▶ _Your goal_:
In the entries that follow, how many lines hold the string "text"? Give only that number.

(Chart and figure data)
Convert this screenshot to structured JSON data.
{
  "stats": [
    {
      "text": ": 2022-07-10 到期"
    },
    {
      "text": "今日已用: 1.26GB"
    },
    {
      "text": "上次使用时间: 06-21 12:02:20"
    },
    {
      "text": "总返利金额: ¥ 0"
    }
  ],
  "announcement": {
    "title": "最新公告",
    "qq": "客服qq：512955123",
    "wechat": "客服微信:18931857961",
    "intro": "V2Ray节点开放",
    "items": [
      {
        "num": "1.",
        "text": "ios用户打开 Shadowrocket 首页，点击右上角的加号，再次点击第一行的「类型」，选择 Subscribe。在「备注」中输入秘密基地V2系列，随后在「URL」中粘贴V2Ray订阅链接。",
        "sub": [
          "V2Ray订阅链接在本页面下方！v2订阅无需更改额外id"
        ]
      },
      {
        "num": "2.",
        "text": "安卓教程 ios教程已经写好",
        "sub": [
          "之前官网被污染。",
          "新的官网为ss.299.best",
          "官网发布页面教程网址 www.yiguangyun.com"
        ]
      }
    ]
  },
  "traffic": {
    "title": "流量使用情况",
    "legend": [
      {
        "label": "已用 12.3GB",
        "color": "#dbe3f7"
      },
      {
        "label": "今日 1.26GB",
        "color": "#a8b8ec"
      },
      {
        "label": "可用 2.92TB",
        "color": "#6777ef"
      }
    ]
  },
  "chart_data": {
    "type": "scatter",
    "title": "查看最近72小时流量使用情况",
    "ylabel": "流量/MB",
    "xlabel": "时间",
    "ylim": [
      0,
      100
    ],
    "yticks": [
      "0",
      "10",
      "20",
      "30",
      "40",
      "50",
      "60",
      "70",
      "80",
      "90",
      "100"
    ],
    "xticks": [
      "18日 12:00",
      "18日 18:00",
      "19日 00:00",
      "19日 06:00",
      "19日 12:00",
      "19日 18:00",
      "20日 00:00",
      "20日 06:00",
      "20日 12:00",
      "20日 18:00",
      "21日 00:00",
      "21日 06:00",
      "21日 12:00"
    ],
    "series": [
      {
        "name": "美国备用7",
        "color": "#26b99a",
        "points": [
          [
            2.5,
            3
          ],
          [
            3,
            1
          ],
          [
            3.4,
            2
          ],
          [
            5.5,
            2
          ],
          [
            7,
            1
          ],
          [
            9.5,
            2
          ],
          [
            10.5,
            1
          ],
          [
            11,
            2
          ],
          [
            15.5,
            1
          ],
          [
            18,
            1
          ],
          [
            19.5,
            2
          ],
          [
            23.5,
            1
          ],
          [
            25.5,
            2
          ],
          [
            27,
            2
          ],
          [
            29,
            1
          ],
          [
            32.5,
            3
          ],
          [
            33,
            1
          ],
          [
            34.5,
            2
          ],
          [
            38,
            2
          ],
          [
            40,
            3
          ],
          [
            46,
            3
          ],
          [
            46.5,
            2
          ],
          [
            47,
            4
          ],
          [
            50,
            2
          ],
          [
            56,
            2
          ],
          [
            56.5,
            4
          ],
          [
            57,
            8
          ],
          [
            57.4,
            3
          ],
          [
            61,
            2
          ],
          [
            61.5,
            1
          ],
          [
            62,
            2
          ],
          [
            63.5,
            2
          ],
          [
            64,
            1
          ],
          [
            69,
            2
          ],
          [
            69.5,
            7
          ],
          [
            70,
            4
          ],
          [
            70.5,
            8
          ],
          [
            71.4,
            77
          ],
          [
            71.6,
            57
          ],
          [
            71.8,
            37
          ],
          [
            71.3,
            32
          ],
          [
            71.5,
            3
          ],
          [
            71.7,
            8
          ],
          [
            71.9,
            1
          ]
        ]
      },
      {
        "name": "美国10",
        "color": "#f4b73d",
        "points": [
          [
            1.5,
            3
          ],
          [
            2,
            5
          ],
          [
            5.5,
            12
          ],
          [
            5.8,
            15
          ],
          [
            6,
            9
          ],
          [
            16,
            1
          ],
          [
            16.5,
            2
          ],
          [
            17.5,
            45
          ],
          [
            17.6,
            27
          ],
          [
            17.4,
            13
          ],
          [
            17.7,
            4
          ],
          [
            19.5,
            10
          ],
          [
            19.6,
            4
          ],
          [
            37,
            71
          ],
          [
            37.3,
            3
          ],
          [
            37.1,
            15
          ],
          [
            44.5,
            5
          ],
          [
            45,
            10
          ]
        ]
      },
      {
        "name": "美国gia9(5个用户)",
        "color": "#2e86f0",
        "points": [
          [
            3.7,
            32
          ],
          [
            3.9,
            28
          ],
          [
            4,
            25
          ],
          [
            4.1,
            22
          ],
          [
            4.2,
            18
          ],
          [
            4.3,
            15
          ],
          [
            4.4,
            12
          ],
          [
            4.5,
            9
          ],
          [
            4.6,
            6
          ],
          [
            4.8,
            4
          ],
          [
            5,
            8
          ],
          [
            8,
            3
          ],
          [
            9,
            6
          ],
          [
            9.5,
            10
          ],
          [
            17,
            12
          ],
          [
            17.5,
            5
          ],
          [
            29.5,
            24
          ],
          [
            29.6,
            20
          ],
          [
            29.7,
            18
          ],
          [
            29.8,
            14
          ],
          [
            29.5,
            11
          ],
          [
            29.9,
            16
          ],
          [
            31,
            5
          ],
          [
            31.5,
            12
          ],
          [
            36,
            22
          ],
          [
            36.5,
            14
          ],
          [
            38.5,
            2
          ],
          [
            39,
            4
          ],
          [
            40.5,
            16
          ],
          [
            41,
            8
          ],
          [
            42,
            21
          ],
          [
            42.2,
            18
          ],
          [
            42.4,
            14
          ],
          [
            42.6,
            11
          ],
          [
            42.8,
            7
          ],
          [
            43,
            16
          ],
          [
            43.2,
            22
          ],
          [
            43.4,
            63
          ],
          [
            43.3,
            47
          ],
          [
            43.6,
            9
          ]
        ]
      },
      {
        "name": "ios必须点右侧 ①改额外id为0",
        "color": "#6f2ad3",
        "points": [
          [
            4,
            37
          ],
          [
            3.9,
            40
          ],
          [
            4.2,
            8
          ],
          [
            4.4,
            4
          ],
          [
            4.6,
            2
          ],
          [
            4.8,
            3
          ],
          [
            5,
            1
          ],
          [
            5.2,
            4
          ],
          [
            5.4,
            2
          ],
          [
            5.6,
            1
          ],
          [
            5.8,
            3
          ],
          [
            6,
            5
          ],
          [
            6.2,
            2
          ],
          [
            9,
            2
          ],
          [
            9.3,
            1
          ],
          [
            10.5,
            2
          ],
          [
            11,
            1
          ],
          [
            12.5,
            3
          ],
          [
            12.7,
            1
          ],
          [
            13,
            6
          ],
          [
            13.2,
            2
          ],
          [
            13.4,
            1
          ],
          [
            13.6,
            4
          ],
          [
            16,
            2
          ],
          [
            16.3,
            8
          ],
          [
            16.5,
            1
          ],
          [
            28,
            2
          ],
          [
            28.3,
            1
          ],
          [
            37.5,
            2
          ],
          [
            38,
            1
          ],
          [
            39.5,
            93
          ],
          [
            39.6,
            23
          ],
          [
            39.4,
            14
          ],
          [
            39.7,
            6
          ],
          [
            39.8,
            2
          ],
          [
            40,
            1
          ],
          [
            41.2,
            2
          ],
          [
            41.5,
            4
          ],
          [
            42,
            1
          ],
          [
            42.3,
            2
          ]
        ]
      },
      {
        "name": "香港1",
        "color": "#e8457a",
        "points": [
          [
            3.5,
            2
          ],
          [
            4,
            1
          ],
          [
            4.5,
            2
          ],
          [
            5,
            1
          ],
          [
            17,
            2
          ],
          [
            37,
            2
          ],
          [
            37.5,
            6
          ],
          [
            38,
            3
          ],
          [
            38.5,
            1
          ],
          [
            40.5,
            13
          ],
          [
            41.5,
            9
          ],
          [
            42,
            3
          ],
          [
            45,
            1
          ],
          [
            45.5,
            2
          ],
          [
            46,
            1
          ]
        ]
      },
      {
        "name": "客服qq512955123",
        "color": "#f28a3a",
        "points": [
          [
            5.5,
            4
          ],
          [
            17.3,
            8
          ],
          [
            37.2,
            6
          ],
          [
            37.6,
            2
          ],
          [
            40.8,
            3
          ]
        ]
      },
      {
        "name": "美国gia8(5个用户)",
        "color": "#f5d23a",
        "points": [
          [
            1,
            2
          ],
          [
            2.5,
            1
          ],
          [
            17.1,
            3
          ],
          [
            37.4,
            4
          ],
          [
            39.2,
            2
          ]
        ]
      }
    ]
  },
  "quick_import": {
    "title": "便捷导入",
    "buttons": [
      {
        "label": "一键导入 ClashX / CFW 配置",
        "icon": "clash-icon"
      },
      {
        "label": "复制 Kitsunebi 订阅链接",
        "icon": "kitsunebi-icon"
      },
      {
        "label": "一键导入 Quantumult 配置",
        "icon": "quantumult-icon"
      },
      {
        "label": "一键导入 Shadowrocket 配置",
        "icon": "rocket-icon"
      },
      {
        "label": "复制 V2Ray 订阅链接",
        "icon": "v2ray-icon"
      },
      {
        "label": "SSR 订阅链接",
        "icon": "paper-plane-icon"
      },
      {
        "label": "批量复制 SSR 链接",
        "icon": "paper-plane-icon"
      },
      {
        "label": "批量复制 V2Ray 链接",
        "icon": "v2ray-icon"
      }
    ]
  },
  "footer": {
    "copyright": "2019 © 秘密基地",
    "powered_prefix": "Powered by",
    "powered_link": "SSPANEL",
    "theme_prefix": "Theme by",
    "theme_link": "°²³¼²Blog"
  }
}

▶ _Final result_:
6